>> begin Exercise data

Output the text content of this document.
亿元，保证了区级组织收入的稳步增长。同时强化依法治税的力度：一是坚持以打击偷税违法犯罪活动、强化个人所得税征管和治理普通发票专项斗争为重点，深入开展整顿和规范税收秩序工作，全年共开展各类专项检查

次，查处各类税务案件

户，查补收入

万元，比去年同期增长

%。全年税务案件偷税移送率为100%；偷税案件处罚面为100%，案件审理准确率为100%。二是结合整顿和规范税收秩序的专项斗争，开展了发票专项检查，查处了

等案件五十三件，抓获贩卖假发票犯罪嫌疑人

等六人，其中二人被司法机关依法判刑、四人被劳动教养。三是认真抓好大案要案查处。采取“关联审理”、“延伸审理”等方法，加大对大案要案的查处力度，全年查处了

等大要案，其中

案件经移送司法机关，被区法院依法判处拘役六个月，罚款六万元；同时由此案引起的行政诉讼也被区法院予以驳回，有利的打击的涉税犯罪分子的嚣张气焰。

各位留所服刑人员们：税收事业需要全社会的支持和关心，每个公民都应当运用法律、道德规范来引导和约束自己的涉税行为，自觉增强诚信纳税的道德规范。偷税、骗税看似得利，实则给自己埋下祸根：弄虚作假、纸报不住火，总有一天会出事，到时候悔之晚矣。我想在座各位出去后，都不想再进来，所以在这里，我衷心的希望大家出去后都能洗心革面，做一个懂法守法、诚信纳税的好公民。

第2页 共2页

>> end Exercise data

• _Description of the task_
Repeat all of the records above exactly as written.

• _Finished task_
Output the text content of this document.
亿元，保证了区级组织收入的稳步增长。同时强化依法治税的力度：一是坚持以打击偷税违法犯罪活动、强化个人所得税征管和治理普通发票专项斗争为重点，深入开展整顿和规范税收秩序工作，全年共开展各类专项检查

次，查处各类税务案件

户，查补收入

万元，比去年同期增长

%。全年税务案件偷税移送率为100%；偷税案件处罚面为100%，案件审理准确率为100%。二是结合整顿和规范税收秩序的专项斗争，开展了发票专项检查，查处了

等案件五十三件，抓获贩卖假发票犯罪嫌疑人

等六人，其中二人被司法机关依法判刑、四人被劳动教养。三是认真抓好大案要案查处。采取“关联审理”、“延伸审理”等方法，加大对大案要案的查处力度，全年查处了

等大要案，其中

案件经移送司法机关，被区法院依法判处拘役六个月，罚款六万元；同时由此案引起的行政诉讼也被区法院予以驳回，有利的打击的涉税犯罪分子的嚣张气焰。

各位留所服刑人员们：税收事业需要全社会的支持和关心，每个公民都应当运用法律、道德规范来引导和约束自己的涉税行为，自觉增强诚信纳税的道德规范。偷税、骗税看似得利，实则给自己埋下祸根：弄虚作假、纸报不住火，总有一天会出事，到时候悔之晚矣。我想在座各位出去后，都不想再进来，所以在这里，我衷心的希望大家出去后都能洗心革面，做一个懂法守法、诚信纳税的好公民。

第2页 共2页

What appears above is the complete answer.